What you are asked to do:
Return, exactly, the line that contains "Output the text content of this document." together with all lines after it to the end of the entries, and no further lines.

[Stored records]
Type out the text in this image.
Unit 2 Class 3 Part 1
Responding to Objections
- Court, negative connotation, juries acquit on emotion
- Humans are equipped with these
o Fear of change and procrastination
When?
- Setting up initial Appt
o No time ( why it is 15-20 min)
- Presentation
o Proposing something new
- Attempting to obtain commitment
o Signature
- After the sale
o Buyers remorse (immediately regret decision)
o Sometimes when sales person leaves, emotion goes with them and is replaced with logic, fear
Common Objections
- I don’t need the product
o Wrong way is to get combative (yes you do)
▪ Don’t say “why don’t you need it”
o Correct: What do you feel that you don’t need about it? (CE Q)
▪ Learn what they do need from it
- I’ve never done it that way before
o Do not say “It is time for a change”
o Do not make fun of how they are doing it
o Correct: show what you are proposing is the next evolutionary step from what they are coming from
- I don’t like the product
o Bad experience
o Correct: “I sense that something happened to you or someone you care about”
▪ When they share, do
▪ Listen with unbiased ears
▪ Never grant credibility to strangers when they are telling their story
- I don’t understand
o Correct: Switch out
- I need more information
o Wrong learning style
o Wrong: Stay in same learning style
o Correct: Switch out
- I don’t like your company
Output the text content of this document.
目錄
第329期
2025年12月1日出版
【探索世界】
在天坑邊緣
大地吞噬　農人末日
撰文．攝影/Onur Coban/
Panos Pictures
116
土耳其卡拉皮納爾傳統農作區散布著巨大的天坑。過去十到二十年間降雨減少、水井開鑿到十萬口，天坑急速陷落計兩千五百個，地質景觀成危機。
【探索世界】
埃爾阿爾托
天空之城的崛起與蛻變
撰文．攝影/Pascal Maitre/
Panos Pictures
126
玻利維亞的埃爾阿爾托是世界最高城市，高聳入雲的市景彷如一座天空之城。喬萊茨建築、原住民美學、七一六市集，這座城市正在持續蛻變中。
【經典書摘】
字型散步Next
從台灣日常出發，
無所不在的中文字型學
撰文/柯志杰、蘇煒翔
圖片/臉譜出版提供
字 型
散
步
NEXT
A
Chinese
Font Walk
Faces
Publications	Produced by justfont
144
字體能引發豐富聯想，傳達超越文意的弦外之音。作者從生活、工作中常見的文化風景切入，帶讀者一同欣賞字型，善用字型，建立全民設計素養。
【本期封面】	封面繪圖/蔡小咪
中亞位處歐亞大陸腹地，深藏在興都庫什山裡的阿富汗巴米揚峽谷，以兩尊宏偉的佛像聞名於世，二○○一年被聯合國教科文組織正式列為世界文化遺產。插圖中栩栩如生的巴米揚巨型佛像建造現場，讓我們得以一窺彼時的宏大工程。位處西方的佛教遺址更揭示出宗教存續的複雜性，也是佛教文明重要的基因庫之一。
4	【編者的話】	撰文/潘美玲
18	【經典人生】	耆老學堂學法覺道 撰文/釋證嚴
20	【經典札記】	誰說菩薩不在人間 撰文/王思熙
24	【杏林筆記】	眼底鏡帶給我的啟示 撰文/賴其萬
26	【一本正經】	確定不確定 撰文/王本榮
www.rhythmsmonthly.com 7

Response below:
Output the text content of this document.
目錄
第329期
2025年12月1日出版
【探索世界】
在天坑邊緣
大地吞噬　農人末日
撰文．攝影/Onur Coban/
Panos Pictures
116
土耳其卡拉皮納爾傳統農作區散布著巨大的天坑。過去十到二十年間降雨減少、水井開鑿到十萬口，天坑急速陷落計兩千五百個，地質景觀成危機。
【探索世界】
埃爾阿爾托
天空之城的崛起與蛻變
撰文．攝影/Pascal Maitre/
Panos Pictures
126
玻利維亞的埃爾阿爾托是世界最高城市，高聳入雲的市景彷如一座天空之城。喬萊茨建築、原住民美學、七一六市集，這座城市正在持續蛻變中。
【經典書摘】
字型散步Next
從台灣日常出發，
無所不在的中文字型學
撰文/柯志杰、蘇煒翔
圖片/臉譜出版提供
字 型
散
步
NEXT
A
Chinese
Font Walk
Faces
Publications	Produced by justfont
144
字體能引發豐富聯想，傳達超越文意的弦外之音。作者從生活、工作中常見的文化風景切入，帶讀者一同欣賞字型，善用字型，建立全民設計素養。
【本期封面】	封面繪圖/蔡小咪
中亞位處歐亞大陸腹地，深藏在興都庫什山裡的阿富汗巴米揚峽谷，以兩尊宏偉的佛像聞名於世，二○○一年被聯合國教科文組織正式列為世界文化遺產。插圖中栩栩如生的巴米揚巨型佛像建造現場，讓我們得以一窺彼時的宏大工程。位處西方的佛教遺址更揭示出宗教存續的複雜性，也是佛教文明重要的基因庫之一。
4	【編者的話】	撰文/潘美玲
18	【經典人生】	耆老學堂學法覺道 撰文/釋證嚴
20	【經典札記】	誰說菩薩不在人間 撰文/王思熙
24	【杏林筆記】	眼底鏡帶給我的啟示 撰文/賴其萬
26	【一本正經】	確定不確定 撰文/王本榮
www.rhythmsmonthly.com 7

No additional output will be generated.